WHAT IS REQUIRED
In the material below, count the lines with the word "before" and state that number only.

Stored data
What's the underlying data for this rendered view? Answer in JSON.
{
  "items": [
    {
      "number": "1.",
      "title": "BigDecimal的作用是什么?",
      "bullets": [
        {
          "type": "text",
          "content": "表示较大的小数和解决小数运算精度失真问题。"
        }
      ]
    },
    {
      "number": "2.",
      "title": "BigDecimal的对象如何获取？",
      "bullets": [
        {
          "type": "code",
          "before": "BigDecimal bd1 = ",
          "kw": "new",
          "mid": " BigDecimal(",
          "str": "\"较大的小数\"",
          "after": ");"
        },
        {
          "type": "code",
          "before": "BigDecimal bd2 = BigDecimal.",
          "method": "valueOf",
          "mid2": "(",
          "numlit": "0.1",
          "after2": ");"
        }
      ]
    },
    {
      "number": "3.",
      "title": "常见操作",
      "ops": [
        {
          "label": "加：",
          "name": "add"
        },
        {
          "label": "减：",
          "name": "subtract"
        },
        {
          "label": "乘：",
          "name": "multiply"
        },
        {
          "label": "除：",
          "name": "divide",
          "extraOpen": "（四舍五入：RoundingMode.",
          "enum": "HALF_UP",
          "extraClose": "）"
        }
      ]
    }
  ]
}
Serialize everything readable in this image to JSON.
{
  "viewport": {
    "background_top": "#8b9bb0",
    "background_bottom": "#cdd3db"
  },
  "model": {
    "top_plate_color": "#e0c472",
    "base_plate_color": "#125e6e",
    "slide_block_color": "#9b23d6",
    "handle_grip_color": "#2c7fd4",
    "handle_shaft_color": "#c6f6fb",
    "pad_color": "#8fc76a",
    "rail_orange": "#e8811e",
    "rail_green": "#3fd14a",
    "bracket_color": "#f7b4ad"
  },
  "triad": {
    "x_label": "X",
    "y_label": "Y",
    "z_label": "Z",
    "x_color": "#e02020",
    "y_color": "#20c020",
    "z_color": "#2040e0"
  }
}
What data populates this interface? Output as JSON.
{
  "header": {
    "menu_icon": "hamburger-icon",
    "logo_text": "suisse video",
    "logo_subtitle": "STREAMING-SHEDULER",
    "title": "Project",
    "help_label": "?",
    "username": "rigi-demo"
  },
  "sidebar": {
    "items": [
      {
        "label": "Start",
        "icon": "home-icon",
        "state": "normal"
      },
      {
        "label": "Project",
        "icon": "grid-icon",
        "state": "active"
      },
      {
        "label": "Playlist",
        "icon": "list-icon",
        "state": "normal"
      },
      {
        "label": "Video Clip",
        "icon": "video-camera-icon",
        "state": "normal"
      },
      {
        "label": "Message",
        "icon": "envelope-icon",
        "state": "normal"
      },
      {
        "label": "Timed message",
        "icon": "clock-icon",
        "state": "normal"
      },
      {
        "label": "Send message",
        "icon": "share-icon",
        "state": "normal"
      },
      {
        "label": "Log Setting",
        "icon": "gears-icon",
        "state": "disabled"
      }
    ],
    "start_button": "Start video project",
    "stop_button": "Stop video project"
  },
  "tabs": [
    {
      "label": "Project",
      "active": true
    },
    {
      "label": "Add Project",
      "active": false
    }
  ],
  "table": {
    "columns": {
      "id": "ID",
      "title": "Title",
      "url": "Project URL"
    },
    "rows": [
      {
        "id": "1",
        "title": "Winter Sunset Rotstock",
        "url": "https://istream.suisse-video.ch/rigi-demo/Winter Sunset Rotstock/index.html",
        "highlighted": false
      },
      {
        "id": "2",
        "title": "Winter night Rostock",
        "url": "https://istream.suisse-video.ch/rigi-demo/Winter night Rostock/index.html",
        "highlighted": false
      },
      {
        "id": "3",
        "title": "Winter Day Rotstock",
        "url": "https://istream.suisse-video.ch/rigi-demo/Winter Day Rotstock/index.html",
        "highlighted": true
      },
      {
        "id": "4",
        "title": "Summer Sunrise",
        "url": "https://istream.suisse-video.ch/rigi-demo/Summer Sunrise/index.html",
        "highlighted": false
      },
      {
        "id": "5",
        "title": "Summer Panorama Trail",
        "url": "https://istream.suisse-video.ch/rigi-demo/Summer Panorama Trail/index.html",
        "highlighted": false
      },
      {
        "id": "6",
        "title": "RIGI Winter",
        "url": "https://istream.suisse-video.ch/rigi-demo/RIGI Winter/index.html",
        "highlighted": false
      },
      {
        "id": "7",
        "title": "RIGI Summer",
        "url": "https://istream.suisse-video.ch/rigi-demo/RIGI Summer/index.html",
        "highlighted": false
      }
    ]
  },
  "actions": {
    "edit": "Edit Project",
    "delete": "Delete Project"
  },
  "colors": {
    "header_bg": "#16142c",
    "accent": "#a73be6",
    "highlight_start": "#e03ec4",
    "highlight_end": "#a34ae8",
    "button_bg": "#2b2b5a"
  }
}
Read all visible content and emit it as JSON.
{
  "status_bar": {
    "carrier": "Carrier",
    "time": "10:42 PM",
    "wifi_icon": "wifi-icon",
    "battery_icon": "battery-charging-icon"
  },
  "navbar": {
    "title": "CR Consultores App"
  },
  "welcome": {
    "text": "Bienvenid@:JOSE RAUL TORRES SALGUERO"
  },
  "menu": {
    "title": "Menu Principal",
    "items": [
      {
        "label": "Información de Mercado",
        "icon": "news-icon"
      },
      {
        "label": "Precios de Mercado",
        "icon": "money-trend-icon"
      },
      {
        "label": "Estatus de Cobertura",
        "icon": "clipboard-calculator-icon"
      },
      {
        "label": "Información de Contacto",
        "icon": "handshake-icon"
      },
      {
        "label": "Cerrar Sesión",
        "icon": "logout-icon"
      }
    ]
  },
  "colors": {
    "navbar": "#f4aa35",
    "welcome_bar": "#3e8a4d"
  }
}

TASK RESPONSE
2